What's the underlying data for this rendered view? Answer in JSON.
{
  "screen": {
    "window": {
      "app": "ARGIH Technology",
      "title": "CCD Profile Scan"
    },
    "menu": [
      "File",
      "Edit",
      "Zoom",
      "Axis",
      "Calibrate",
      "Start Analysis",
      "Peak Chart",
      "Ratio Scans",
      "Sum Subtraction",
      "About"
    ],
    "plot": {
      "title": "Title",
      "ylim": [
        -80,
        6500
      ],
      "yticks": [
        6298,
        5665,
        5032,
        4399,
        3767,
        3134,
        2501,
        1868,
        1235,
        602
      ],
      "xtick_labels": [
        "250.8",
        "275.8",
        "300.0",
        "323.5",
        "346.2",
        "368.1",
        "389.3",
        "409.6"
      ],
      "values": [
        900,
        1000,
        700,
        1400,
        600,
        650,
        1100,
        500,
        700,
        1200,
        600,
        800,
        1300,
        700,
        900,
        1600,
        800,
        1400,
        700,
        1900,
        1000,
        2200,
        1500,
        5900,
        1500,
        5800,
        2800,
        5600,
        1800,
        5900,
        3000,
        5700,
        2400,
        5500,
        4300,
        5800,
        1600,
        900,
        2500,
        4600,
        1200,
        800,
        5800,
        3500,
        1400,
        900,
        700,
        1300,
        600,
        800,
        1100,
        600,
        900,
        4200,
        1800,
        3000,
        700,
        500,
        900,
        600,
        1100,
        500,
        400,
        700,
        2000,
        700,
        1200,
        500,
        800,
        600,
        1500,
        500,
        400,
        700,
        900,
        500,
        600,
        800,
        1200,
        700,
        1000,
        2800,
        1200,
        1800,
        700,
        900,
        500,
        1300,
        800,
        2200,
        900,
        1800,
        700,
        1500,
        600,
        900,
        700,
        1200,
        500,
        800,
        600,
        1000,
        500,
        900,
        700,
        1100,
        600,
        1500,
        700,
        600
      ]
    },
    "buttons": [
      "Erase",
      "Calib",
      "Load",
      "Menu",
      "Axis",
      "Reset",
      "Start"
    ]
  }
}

**Task to complete:** Output every line above without altering anything.

**Result:**
What's the underlying data for this rendered view? Answer in JSON.
{
  "screen": {
    "window": {
      "app": "ARGIH Technology",
      "title": "CCD Profile Scan"
    },
    "menu": [
      "File",
      "Edit",
      "Zoom",
      "Axis",
      "Calibrate",
      "Start Analysis",
      "Peak Chart",
      "Ratio Scans",
      "Sum Subtraction",
      "About"
    ],
    "plot": {
      "title": "Title",
      "ylim": [
        -80,
        6500
      ],
      "yticks": [
        6298,
        5665,
        5032,
        4399,
        3767,
        3134,
        2501,
        1868,
        1235,
        602
      ],
      "xtick_labels": [
        "250.8",
        "275.8",
        "300.0",
        "323.5",
        "346.2",
        "368.1",
        "389.3",
        "409.6"
      ],
      "values": [
        900,
        1000,
        700,
        1400,
        600,
        650,
        1100,
        500,
        700,
        1200,
        600,
        800,
        1300,
        700,
        900,
        1600,
        800,
        1400,
        700,
        1900,
        1000,
        2200,
        1500,
        5900,
        1500,
        5800,
        2800,
        5600,
        1800,
        5900,
        3000,
        5700,
        2400,
        5500,
        4300,
        5800,
        1600,
        900,
        2500,
        4600,
        1200,
        800,
        5800,
        3500,
        1400,
        900,
        700,
        1300,
        600,
        800,
        1100,
        600,
        900,
        4200,
        1800,
        3000,
        700,
        500,
        900,
        600,
        1100,
        500,
        400,
        700,
        2000,
        700,
        1200,
        500,
        800,
        600,
        1500,
        500,
        400,
        700,
        900,
        500,
        600,
        800,
        1200,
        700,
        1000,
        2800,
        1200,
        1800,
        700,
        900,
        500,
        1300,
        800,
        2200,
        900,
        1800,
        700,
        1500,
        600,
        900,
        700,
        1200,
        500,
        800,
        600,
        1000,
        500,
        900,
        700,
        1100,
        600,
        1500,
        700,
        600
      ]
    },
    "buttons": [
      "Erase",
      "Calib",
      "Load",
      "Menu",
      "Axis",
      "Reset",
      "Start"
    ]
  }
}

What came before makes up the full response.